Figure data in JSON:
--- start ---

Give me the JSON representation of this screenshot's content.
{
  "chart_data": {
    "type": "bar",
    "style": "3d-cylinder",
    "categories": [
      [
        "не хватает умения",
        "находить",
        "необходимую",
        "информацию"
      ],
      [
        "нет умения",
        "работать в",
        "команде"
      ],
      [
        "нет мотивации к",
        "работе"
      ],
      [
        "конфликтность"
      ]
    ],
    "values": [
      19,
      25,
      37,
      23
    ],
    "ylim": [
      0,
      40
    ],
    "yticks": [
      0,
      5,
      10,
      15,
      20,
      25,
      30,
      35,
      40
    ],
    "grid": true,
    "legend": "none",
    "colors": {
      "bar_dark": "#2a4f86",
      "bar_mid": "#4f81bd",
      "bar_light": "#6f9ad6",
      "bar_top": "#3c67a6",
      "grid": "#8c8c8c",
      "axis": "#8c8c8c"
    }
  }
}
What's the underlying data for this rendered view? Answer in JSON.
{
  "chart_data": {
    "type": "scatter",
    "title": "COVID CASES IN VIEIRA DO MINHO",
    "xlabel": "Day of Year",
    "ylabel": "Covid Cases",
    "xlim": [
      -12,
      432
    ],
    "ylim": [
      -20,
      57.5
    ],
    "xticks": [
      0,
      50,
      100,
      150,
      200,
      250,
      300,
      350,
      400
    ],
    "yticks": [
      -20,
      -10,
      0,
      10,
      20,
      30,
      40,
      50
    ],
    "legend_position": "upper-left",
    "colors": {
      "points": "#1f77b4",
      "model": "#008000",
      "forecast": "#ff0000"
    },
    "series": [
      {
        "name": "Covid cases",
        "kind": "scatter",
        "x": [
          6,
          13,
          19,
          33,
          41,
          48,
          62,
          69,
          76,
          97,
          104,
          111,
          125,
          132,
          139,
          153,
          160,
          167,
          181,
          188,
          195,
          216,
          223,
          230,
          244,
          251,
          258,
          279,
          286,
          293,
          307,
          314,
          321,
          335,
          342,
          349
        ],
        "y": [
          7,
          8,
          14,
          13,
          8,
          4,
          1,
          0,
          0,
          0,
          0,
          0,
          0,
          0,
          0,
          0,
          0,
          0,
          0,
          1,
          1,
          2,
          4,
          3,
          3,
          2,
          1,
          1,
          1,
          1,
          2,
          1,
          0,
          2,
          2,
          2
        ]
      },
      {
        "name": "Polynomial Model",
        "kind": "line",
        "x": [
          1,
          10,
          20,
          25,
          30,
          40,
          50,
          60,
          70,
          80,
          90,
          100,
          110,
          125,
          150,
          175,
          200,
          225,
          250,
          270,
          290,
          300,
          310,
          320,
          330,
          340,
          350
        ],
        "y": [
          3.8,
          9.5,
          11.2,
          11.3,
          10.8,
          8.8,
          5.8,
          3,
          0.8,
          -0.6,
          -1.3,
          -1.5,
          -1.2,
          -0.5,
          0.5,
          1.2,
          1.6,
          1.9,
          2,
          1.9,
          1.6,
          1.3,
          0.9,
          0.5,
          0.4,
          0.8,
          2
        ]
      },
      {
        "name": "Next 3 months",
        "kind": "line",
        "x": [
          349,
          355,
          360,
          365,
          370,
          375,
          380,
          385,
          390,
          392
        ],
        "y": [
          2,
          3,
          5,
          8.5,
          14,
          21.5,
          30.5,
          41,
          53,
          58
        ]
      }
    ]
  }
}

--- end ---

## Task brief
Your task is to give the records above again, exactly.

## Task response
Give me the JSON representation of this screenshot's content.
{
  "chart_data": {
    "type": "bar",
    "style": "3d-cylinder",
    "categories": [
      [
        "не хватает умения",
        "находить",
        "необходимую",
        "информацию"
      ],
      [
        "нет умения",
        "работать в",
        "команде"
      ],
      [
        "нет мотивации к",
        "работе"
      ],
      [
        "конфликтность"
      ]
    ],
    "values": [
      19,
      25,
      37,
      23
    ],
    "ylim": [
      0,
      40
    ],
    "yticks": [
      0,
      5,
      10,
      15,
      20,
      25,
      30,
      35,
      40
    ],
    "grid": true,
    "legend": "none",
    "colors": {
      "bar_dark": "#2a4f86",
      "bar_mid": "#4f81bd",
      "bar_light": "#6f9ad6",
      "bar_top": "#3c67a6",
      "grid": "#8c8c8c",
      "axis": "#8c8c8c"
    }
  }
}
What's the underlying data for this rendered view? Answer in JSON.
{
  "chart_data": {
    "type": "scatter",
    "title": "COVID CASES IN VIEIRA DO MINHO",
    "xlabel": "Day of Year",
    "ylabel": "Covid Cases",
    "xlim": [
      -12,
      432
    ],
    "ylim": [
      -20,
      57.5
    ],
    "xticks": [
      0,
      50,
      100,
      150,
      200,
      250,
      300,
      350,
      400
    ],
    "yticks": [
      -20,
      -10,
      0,
      10,
      20,
      30,
      40,
      50
    ],
    "legend_position": "upper-left",
    "colors": {
      "points": "#1f77b4",
      "model": "#008000",
      "forecast": "#ff0000"
    },
    "series": [
      {
        "name": "Covid cases",
        "kind": "scatter",
        "x": [
          6,
          13,
          19,
          33,
          41,
          48,
          62,
          69,
          76,
          97,
          104,
          111,
          125,
          132,
          139,
          153,
          160,
          167,
          181,
          188,
          195,
          216,
          223,
          230,
          244,
          251,
          258,
          279,
          286,
          293,
          307,
          314,
          321,
          335,
          342,
          349
        ],
        "y": [
          7,
          8,
          14,
          13,
          8,
          4,
          1,
          0,
          0,
          0,
          0,
          0,
          0,
          0,
          0,
          0,
          0,
          0,
          0,
          1,
          1,
          2,
          4,
          3,
          3,
          2,
          1,
          1,
          1,
          1,
          2,
          1,
          0,
          2,
          2,
          2
        ]
      },
      {
        "name": "Polynomial Model",
        "kind": "line",
        "x": [
          1,
          10,
          20,
          25,
          30,
          40,
          50,
          60,
          70,
          80,
          90,
          100,
          110,
          125,
          150,
          175,
          200,
          225,
          250,
          270,
          290,
          300,
          310,
          320,
          330,
          340,
          350
        ],
        "y": [
          3.8,
          9.5,
          11.2,
          11.3,
          10.8,
          8.8,
          5.8,
          3,
          0.8,
          -0.6,
          -1.3,
          -1.5,
          -1.2,
          -0.5,
          0.5,
          1.2,
          1.6,
          1.9,
          2,
          1.9,
          1.6,
          1.3,
          0.9,
          0.5,
          0.4,
          0.8,
          2
        ]
      },
      {
        "name": "Next 3 months",
        "kind": "line",
        "x": [
          349,
          355,
          360,
          365,
          370,
          375,
          380,
          385,
          390,
          392
        ],
        "y": [
          2,
          3,
          5,
          8.5,
          14,
          21.5,
          30.5,
          41,
          53,
          58
        ]
      }
    ]
  }
}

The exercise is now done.